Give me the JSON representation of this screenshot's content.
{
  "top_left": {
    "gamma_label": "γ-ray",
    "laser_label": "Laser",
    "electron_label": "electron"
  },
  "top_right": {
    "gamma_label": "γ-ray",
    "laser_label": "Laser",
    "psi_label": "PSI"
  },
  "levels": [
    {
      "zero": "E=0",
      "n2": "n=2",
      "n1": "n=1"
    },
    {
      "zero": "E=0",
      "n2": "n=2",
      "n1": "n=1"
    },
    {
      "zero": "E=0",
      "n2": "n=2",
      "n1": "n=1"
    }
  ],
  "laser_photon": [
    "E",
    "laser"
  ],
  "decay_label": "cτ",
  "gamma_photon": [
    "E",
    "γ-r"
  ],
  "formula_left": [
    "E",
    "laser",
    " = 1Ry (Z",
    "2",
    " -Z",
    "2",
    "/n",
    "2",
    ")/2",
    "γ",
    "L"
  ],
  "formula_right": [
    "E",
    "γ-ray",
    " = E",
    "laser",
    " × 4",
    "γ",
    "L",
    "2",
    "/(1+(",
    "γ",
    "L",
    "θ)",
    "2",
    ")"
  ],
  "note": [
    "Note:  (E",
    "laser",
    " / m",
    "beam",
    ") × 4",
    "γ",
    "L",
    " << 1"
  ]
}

▶ _Exercise directions_
Write every entry out again exactly.

▶ _Task output_
Give me the JSON representation of this screenshot's content.
{
  "top_left": {
    "gamma_label": "γ-ray",
    "laser_label": "Laser",
    "electron_label": "electron"
  },
  "top_right": {
    "gamma_label": "γ-ray",
    "laser_label": "Laser",
    "psi_label": "PSI"
  },
  "levels": [
    {
      "zero": "E=0",
      "n2": "n=2",
      "n1": "n=1"
    },
    {
      "zero": "E=0",
      "n2": "n=2",
      "n1": "n=1"
    },
    {
      "zero": "E=0",
      "n2": "n=2",
      "n1": "n=1"
    }
  ],
  "laser_photon": [
    "E",
    "laser"
  ],
  "decay_label": "cτ",
  "gamma_photon": [
    "E",
    "γ-r"
  ],
  "formula_left": [
    "E",
    "laser",
    " = 1Ry (Z",
    "2",
    " -Z",
    "2",
    "/n",
    "2",
    ")/2",
    "γ",
    "L"
  ],
  "formula_right": [
    "E",
    "γ-ray",
    " = E",
    "laser",
    " × 4",
    "γ",
    "L",
    "2",
    "/(1+(",
    "γ",
    "L",
    "θ)",
    "2",
    ")"
  ],
  "note": [
    "Note:  (E",
    "laser",
    " / m",
    "beam",
    ") × 4",
    "γ",
    "L",
    " << 1"
  ]
}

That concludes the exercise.